[Begin Records supplied]
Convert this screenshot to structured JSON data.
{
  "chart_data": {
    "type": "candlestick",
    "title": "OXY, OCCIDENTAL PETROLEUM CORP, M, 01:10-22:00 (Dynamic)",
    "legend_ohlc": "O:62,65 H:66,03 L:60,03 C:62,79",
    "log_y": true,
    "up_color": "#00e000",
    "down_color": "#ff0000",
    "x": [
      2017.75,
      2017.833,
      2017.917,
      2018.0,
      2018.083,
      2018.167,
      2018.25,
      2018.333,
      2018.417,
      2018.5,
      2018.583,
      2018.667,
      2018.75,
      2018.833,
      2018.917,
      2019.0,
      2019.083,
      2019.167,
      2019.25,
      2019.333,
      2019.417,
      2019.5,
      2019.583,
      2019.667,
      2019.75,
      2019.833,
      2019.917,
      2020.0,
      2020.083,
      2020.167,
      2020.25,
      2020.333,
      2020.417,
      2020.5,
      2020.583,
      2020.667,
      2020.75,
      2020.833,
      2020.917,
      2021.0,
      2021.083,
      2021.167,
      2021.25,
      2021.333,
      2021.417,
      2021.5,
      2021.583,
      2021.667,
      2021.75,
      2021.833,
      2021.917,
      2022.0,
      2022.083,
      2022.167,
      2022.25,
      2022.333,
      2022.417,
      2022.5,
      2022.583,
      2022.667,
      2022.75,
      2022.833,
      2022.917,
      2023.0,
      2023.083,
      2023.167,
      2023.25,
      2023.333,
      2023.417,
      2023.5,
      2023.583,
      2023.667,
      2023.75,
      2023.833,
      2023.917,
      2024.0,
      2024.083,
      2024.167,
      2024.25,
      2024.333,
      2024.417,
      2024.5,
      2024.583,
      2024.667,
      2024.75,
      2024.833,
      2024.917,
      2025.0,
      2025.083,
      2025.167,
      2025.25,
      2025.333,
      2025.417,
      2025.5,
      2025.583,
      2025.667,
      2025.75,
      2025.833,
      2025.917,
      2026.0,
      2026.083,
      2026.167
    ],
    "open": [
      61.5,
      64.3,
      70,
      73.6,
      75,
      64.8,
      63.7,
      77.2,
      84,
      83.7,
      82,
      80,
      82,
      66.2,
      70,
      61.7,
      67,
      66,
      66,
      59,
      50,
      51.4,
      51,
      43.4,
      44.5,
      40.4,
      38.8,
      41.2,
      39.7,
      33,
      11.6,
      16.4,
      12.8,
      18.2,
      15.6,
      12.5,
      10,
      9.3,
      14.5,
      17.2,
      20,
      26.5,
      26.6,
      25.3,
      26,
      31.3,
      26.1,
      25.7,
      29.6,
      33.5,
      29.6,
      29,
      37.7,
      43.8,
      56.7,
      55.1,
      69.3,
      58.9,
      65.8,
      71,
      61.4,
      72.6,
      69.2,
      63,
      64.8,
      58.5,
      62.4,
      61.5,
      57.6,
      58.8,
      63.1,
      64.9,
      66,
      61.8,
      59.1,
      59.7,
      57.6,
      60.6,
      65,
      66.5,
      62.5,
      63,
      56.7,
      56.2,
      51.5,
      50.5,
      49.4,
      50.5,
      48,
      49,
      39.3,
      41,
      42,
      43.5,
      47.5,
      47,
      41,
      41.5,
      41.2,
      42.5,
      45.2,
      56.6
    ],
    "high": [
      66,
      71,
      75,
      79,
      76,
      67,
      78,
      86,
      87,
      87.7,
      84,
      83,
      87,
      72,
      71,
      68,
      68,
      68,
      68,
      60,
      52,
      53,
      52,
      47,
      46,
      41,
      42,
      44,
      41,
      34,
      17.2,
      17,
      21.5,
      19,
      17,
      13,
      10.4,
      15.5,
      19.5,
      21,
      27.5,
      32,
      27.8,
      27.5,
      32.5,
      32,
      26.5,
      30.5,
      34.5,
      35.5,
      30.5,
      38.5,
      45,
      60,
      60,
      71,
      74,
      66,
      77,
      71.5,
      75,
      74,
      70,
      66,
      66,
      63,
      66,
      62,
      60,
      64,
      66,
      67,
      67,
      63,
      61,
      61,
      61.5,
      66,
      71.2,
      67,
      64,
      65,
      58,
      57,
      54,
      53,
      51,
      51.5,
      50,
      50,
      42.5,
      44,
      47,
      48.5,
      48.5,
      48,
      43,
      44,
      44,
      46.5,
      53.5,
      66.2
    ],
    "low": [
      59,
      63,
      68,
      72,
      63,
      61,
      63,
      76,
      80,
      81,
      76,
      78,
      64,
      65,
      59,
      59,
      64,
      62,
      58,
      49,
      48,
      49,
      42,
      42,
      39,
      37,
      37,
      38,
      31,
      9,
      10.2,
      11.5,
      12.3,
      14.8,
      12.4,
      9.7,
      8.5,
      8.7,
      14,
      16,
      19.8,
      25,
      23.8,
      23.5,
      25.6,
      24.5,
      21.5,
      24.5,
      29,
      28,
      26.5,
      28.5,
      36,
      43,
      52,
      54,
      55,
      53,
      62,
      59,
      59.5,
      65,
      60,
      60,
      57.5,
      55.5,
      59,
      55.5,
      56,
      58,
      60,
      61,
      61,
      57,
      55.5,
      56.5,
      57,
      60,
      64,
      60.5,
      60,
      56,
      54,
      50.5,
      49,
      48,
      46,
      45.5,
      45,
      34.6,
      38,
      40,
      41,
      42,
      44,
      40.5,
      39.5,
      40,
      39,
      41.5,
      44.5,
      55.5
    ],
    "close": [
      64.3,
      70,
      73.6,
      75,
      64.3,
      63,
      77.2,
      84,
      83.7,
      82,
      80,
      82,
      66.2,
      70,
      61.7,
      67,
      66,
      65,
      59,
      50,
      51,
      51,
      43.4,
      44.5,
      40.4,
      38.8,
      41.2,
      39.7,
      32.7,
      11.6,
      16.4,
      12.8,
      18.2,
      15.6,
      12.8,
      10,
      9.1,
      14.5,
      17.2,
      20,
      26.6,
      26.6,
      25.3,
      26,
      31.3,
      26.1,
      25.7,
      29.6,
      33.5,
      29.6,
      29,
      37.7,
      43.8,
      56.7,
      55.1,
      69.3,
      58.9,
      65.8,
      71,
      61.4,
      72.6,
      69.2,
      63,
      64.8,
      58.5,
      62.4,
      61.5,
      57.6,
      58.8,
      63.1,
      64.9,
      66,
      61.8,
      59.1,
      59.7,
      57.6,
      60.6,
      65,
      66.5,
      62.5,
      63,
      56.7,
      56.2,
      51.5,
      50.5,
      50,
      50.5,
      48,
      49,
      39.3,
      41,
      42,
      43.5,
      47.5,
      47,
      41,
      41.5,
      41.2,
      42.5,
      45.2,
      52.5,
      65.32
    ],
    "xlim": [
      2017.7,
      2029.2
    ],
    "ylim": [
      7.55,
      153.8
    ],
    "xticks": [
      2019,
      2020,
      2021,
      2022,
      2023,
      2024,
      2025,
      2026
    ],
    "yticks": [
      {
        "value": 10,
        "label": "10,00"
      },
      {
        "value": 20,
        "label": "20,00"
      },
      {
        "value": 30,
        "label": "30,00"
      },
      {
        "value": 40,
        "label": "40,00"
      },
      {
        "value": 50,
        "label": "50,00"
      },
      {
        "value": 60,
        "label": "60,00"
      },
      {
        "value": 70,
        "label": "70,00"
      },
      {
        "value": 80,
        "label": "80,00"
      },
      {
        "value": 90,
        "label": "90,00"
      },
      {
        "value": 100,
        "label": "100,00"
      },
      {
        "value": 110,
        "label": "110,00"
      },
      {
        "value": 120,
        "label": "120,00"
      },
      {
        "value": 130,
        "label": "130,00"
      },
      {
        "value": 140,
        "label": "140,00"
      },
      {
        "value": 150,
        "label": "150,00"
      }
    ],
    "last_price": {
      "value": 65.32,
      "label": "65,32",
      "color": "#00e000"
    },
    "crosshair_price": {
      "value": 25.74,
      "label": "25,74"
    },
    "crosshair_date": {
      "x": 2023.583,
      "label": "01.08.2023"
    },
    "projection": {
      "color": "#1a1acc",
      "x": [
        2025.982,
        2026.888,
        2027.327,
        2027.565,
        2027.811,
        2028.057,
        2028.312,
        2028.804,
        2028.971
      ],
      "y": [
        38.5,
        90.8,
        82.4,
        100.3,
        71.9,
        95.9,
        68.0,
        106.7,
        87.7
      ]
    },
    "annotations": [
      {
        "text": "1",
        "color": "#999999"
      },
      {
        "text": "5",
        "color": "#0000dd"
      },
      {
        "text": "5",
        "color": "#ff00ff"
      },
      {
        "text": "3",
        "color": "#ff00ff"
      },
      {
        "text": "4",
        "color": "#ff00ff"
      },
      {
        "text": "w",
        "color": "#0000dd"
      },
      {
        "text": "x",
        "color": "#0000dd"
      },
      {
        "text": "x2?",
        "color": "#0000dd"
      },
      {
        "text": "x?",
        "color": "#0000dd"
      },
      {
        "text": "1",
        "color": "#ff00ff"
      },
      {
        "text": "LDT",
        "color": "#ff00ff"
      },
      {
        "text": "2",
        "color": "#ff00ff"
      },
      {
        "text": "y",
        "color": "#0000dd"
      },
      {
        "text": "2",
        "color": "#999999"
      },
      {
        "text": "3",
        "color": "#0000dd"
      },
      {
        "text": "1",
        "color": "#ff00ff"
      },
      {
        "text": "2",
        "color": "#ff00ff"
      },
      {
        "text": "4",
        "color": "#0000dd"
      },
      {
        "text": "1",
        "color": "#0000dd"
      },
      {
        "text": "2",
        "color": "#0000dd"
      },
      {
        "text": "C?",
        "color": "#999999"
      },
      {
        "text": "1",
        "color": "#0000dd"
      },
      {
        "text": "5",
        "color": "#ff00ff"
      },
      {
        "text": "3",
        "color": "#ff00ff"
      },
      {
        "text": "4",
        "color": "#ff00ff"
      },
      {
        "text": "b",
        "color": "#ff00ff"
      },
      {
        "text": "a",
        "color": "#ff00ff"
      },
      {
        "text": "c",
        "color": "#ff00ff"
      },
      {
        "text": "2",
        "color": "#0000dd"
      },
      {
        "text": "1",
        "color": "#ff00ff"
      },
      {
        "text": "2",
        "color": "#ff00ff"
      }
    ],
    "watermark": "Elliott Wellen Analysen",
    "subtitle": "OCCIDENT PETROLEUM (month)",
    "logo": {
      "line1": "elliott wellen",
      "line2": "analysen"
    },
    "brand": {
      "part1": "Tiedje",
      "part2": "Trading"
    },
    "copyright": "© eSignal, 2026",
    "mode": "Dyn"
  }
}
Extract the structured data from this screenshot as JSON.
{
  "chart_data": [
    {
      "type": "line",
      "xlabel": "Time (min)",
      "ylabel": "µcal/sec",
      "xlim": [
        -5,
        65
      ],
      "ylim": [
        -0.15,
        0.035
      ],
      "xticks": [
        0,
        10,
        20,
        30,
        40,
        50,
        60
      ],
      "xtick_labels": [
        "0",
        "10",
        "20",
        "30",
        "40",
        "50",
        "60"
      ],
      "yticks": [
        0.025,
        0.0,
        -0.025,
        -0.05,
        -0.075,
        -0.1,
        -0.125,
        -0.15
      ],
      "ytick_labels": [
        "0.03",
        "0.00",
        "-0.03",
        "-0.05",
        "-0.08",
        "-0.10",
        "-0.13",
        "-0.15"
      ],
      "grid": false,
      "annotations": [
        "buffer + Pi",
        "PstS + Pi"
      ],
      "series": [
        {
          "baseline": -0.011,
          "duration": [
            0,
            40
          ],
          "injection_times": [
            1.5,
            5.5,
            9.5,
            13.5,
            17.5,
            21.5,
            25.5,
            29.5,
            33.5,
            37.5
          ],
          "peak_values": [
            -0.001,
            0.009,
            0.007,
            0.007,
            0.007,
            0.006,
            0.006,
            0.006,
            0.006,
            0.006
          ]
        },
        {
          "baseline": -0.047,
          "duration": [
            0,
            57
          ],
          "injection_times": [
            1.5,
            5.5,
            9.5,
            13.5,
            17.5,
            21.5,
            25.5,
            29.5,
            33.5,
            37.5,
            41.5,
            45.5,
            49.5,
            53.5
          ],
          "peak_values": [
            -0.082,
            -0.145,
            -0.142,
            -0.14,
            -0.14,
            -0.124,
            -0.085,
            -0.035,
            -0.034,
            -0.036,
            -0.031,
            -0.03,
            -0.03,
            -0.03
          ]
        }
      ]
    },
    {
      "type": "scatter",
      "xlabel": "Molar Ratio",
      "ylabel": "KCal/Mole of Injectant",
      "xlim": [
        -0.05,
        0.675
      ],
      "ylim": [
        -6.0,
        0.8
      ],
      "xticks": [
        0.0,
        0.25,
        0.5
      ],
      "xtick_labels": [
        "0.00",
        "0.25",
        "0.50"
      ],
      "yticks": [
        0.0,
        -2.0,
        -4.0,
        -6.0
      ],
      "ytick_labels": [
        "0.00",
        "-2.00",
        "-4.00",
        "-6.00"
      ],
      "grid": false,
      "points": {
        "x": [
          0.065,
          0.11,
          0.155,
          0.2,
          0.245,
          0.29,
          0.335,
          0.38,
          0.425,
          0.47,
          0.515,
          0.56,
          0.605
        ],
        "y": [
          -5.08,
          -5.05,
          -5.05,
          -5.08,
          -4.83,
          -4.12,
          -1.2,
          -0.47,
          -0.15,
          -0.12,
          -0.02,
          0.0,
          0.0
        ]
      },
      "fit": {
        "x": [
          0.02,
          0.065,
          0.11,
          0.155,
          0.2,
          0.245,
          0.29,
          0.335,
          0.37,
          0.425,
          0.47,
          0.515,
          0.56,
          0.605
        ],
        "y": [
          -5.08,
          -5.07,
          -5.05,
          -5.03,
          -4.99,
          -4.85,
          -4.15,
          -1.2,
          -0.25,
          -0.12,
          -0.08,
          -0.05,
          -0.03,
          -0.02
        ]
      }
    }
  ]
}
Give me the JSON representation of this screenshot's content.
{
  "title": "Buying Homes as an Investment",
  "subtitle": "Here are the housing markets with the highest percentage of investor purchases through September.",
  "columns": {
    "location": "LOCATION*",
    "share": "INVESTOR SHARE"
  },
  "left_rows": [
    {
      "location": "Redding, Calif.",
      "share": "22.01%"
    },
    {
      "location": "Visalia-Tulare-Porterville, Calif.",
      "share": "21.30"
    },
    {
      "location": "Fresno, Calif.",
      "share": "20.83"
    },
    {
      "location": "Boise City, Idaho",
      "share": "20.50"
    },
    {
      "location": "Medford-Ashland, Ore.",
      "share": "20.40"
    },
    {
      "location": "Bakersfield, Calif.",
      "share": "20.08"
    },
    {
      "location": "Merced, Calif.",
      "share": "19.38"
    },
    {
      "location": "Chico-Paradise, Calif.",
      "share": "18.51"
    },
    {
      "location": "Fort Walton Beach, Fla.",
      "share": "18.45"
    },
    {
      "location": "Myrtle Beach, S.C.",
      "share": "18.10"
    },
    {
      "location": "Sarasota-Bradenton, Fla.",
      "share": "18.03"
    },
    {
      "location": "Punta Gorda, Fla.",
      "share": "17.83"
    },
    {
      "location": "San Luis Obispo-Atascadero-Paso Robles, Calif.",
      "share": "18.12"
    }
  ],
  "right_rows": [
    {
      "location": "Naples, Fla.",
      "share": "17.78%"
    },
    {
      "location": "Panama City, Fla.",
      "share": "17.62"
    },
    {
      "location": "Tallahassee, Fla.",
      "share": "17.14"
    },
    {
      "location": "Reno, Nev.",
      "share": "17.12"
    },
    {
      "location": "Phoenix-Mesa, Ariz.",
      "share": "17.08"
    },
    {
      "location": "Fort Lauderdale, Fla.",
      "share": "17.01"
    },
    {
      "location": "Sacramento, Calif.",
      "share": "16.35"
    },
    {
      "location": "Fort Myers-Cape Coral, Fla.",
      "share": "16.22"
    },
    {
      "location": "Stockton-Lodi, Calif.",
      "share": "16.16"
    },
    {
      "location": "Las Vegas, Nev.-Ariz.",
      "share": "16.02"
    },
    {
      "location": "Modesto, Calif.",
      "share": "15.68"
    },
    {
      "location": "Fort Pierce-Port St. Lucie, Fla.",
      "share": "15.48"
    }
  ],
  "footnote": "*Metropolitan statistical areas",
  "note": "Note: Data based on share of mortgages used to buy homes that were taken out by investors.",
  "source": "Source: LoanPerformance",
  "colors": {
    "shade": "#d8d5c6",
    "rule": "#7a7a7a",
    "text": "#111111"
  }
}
[End Records supplied]
Show the lines where the word "screenshot" appears in the entries.

## In response
Convert this screenshot to structured JSON data.
Extract the structured data from this screenshot as JSON.
Give me the JSON representation of this screenshot's content.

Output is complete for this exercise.